__EXERCISE OBJECTIVE__. Extract every line below that contains the word "name".

(Figure record extracts)

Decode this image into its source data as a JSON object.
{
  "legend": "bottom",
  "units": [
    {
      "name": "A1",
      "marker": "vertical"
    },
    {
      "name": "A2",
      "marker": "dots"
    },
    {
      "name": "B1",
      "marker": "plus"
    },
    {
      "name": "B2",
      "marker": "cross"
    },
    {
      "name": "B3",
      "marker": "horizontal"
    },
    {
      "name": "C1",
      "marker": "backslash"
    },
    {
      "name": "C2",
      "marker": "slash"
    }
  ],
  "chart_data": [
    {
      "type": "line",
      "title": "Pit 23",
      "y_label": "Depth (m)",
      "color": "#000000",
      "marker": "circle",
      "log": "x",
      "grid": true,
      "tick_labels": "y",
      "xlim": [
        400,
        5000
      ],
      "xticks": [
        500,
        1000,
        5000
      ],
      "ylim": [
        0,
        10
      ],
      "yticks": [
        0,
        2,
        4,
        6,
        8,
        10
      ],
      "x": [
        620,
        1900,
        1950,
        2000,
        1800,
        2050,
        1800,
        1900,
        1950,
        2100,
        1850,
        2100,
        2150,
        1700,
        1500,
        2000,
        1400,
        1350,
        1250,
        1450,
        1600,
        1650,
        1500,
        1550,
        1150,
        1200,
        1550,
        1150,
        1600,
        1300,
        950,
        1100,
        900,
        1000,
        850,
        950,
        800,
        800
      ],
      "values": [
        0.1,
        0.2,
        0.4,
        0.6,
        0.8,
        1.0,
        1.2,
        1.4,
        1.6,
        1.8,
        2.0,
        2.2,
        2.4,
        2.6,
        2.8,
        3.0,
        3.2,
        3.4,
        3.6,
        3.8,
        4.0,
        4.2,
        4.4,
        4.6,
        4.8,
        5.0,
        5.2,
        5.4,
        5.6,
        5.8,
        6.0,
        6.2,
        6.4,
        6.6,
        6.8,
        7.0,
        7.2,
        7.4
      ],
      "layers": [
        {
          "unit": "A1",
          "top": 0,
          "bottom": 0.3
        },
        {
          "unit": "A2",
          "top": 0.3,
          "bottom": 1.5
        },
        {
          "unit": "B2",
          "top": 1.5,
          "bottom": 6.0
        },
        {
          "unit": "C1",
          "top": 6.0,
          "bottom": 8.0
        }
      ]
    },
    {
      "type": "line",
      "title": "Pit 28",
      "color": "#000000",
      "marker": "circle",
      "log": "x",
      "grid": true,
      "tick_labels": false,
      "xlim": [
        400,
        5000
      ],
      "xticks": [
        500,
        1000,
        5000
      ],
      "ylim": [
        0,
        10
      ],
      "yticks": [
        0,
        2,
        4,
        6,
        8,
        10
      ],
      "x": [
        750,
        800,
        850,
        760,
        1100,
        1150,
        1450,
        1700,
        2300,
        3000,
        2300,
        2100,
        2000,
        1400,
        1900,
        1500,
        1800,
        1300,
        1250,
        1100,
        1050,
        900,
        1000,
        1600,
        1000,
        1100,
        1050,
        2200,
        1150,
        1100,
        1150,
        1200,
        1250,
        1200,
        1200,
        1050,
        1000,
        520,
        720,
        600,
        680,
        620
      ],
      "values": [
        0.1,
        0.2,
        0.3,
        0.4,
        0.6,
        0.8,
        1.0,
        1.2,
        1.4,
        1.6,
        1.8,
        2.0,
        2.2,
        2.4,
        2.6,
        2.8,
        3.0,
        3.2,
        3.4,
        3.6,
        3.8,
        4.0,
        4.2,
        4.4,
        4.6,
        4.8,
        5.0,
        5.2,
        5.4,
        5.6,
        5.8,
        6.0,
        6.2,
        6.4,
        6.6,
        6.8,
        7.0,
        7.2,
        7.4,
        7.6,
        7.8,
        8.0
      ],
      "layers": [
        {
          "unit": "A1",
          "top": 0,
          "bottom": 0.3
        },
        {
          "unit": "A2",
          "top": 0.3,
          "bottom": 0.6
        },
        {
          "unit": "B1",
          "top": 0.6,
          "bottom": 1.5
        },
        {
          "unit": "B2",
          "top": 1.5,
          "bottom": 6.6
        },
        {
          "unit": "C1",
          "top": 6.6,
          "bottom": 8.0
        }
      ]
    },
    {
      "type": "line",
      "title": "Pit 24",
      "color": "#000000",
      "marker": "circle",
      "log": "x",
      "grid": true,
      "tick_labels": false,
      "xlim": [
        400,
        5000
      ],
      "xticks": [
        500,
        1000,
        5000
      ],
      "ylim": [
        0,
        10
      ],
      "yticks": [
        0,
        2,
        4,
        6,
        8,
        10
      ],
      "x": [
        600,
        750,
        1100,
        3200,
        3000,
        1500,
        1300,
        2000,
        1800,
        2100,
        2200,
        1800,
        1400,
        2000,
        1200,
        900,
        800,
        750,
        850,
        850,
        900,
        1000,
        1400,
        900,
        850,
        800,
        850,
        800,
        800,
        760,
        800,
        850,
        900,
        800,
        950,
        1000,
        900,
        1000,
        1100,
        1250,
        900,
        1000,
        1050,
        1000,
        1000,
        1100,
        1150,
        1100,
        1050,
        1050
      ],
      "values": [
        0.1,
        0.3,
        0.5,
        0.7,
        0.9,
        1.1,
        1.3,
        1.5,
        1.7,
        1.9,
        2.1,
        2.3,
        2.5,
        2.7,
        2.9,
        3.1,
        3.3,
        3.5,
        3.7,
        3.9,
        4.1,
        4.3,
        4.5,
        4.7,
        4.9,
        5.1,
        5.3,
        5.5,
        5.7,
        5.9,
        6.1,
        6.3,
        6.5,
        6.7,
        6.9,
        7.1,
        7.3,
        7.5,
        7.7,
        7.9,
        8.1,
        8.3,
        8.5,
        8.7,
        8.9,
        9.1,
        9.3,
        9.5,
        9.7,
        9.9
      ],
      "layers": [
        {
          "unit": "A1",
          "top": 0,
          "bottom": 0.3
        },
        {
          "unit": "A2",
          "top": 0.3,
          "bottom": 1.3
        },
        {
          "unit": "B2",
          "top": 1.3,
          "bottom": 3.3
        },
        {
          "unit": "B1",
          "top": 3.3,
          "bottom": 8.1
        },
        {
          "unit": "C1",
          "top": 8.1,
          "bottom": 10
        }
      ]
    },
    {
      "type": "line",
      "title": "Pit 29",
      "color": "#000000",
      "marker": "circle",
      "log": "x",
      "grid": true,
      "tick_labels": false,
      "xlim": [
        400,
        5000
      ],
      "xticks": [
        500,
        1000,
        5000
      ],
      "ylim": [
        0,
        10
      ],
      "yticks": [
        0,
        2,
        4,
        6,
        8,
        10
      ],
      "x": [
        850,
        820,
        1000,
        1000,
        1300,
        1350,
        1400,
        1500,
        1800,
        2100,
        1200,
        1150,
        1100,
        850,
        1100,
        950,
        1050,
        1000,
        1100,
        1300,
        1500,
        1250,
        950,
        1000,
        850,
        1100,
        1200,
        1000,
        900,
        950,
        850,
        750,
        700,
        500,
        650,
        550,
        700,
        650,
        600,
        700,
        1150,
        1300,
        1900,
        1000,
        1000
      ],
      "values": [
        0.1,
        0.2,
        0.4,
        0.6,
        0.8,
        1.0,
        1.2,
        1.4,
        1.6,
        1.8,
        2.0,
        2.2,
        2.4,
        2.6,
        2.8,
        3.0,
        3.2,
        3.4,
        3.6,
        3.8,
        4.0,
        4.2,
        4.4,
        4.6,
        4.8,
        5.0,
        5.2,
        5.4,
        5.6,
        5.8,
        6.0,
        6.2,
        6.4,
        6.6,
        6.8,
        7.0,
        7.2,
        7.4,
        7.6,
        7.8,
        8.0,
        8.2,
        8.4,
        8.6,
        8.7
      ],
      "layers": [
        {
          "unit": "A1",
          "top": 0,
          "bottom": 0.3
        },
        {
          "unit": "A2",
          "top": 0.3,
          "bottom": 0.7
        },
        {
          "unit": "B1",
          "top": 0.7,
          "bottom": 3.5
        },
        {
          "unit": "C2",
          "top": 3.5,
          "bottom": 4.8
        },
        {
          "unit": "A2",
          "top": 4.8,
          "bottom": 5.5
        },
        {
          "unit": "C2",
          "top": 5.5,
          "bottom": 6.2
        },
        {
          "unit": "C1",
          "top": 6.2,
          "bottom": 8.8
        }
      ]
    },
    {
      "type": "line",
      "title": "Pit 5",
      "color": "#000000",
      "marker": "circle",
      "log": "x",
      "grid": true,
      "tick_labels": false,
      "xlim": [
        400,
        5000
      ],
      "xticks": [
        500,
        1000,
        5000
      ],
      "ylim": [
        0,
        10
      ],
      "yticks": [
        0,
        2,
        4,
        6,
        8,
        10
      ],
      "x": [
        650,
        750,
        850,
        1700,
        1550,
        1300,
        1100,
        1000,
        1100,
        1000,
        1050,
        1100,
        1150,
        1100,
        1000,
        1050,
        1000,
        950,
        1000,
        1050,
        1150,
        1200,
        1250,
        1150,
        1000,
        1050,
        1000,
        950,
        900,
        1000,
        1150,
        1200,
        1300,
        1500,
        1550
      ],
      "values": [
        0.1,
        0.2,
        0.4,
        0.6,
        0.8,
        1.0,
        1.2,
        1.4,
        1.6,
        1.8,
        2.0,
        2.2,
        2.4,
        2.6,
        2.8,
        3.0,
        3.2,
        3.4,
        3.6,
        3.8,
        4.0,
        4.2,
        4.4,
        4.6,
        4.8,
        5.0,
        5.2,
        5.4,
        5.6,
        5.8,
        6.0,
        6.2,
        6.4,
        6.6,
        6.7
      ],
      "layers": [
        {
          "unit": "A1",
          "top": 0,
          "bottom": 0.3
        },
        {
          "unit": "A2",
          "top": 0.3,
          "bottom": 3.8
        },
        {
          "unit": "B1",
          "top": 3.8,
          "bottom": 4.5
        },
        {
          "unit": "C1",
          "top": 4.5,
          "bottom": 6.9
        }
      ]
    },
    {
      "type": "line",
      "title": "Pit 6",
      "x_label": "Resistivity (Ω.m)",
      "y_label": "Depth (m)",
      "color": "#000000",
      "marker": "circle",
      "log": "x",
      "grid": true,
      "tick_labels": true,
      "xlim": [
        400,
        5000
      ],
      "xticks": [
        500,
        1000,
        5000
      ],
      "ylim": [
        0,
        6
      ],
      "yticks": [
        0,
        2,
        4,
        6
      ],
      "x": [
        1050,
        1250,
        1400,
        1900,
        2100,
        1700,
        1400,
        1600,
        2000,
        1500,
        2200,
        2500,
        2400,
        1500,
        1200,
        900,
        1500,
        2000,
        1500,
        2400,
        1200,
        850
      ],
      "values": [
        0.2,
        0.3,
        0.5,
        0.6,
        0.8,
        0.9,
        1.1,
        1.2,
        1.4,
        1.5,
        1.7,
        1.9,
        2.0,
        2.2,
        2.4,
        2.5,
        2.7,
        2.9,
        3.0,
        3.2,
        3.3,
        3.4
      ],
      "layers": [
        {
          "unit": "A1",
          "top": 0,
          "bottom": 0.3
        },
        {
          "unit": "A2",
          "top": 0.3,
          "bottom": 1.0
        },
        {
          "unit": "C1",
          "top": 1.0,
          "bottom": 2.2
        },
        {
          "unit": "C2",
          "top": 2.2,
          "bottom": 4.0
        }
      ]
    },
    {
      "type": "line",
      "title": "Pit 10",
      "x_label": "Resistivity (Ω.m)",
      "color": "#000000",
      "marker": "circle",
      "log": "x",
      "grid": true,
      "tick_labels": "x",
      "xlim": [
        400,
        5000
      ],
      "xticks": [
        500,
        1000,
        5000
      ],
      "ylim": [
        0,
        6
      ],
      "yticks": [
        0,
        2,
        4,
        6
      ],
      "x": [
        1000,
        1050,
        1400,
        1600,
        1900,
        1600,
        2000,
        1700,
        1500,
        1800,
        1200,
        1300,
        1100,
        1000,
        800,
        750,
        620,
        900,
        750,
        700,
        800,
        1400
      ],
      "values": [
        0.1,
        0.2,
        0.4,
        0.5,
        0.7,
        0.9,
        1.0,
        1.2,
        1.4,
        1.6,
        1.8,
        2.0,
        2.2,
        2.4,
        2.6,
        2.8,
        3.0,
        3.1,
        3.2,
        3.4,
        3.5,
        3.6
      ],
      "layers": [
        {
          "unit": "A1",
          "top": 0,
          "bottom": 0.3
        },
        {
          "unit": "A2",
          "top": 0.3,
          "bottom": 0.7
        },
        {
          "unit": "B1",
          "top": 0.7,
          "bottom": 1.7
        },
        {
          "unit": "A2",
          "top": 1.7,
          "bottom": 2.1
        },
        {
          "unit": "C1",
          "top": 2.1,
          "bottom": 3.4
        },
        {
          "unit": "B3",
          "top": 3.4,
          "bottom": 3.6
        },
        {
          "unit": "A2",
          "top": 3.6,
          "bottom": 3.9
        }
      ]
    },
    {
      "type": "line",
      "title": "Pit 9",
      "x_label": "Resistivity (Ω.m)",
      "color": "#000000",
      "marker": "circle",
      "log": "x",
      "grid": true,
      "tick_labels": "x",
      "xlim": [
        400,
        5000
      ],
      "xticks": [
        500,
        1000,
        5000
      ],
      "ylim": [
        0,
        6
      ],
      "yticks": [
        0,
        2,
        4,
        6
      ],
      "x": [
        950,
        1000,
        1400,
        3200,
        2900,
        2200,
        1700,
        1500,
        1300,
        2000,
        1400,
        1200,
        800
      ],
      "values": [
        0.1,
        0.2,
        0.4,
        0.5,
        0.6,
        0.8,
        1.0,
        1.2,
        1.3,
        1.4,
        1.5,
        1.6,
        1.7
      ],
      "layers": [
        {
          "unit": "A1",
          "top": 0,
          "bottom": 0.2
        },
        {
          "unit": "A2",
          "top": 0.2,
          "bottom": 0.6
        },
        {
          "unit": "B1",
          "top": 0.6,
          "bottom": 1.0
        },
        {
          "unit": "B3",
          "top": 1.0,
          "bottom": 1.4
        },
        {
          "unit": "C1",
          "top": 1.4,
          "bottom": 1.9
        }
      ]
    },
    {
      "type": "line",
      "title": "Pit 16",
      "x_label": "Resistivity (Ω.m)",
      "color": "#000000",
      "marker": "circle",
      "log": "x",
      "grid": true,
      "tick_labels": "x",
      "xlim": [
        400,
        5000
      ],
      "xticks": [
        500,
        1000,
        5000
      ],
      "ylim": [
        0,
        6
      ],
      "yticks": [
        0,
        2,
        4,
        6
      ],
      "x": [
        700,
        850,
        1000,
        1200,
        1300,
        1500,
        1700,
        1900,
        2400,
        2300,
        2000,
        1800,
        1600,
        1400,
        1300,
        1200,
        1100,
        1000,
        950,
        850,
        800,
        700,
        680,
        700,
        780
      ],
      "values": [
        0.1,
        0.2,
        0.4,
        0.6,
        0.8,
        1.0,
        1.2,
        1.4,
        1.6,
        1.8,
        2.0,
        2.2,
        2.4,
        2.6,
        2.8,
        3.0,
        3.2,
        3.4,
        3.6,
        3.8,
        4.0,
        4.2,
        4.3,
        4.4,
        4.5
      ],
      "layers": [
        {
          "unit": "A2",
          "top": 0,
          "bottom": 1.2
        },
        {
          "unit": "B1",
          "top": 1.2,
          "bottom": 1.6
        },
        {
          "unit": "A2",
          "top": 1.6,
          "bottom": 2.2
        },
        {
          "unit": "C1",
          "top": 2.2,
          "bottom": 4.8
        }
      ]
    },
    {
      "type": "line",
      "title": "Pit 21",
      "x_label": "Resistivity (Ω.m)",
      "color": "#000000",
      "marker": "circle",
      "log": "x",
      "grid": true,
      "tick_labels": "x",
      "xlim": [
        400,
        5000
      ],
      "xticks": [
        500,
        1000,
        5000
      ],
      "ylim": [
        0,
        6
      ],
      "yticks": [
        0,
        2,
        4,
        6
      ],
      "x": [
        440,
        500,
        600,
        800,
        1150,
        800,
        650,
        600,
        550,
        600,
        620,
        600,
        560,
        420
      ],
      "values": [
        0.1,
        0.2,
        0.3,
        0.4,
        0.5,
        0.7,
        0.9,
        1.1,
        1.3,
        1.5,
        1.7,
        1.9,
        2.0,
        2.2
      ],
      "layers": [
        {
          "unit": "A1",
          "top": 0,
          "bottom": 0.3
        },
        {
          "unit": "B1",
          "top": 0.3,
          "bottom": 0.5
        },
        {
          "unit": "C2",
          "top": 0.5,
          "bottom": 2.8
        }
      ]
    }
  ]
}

__SOLVED EXERCISE__.
      "name": "A1",
      "name": "A2",
      "name": "B1",
      "name": "B2",
      "name": "B3",
      "name": "C1",
      "name": "C2",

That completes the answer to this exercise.